Extracted data entries

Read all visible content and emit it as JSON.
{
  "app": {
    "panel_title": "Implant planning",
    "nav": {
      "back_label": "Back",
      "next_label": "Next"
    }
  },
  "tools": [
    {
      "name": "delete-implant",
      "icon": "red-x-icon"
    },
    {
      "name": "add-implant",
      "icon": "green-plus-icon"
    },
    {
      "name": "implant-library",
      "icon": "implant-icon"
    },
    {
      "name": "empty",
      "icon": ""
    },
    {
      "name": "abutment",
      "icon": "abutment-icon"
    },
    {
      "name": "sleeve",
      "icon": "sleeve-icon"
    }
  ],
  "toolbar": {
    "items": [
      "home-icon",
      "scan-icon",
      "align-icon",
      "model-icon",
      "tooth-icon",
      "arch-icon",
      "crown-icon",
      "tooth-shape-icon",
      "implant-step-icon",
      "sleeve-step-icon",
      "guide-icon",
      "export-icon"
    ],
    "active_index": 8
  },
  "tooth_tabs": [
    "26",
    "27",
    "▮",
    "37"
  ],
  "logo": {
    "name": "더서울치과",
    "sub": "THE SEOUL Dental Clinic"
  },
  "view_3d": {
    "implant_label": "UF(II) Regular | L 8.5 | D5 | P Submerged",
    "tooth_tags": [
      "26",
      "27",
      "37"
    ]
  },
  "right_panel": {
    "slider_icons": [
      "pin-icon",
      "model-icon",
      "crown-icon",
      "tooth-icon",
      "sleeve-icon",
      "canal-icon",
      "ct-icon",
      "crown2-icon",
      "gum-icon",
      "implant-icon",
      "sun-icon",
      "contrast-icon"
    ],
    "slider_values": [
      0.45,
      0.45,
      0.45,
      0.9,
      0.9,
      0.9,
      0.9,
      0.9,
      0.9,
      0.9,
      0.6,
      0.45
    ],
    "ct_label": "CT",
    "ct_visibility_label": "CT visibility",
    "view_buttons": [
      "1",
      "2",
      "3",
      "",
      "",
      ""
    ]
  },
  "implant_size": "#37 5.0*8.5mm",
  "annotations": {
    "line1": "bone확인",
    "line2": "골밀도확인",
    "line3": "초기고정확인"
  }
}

WHAT TO PRODUCE — Each line of the listing above should be output exactly.

OUTPUT FOR THIS TASK —
Read all visible content and emit it as JSON.
{
  "app": {
    "panel_title": "Implant planning",
    "nav": {
      "back_label": "Back",
      "next_label": "Next"
    }
  },
  "tools": [
    {
      "name": "delete-implant",
      "icon": "red-x-icon"
    },
    {
      "name": "add-implant",
      "icon": "green-plus-icon"
    },
    {
      "name": "implant-library",
      "icon": "implant-icon"
    },
    {
      "name": "empty",
      "icon": ""
    },
    {
      "name": "abutment",
      "icon": "abutment-icon"
    },
    {
      "name": "sleeve",
      "icon": "sleeve-icon"
    }
  ],
  "toolbar": {
    "items": [
      "home-icon",
      "scan-icon",
      "align-icon",
      "model-icon",
      "tooth-icon",
      "arch-icon",
      "crown-icon",
      "tooth-shape-icon",
      "implant-step-icon",
      "sleeve-step-icon",
      "guide-icon",
      "export-icon"
    ],
    "active_index": 8
  },
  "tooth_tabs": [
    "26",
    "27",
    "▮",
    "37"
  ],
  "logo": {
    "name": "더서울치과",
    "sub": "THE SEOUL Dental Clinic"
  },
  "view_3d": {
    "implant_label": "UF(II) Regular | L 8.5 | D5 | P Submerged",
    "tooth_tags": [
      "26",
      "27",
      "37"
    ]
  },
  "right_panel": {
    "slider_icons": [
      "pin-icon",
      "model-icon",
      "crown-icon",
      "tooth-icon",
      "sleeve-icon",
      "canal-icon",
      "ct-icon",
      "crown2-icon",
      "gum-icon",
      "implant-icon",
      "sun-icon",
      "contrast-icon"
    ],
    "slider_values": [
      0.45,
      0.45,
      0.45,
      0.9,
      0.9,
      0.9,
      0.9,
      0.9,
      0.9,
      0.9,
      0.6,
      0.45
    ],
    "ct_label": "CT",
    "ct_visibility_label": "CT visibility",
    "view_buttons": [
      "1",
      "2",
      "3",
      "",
      "",
      ""
    ]
  },
  "implant_size": "#37 5.0*8.5mm",
  "annotations": {
    "line1": "bone확인",
    "line2": "골밀도확인",
    "line3": "초기고정확인"
  }
}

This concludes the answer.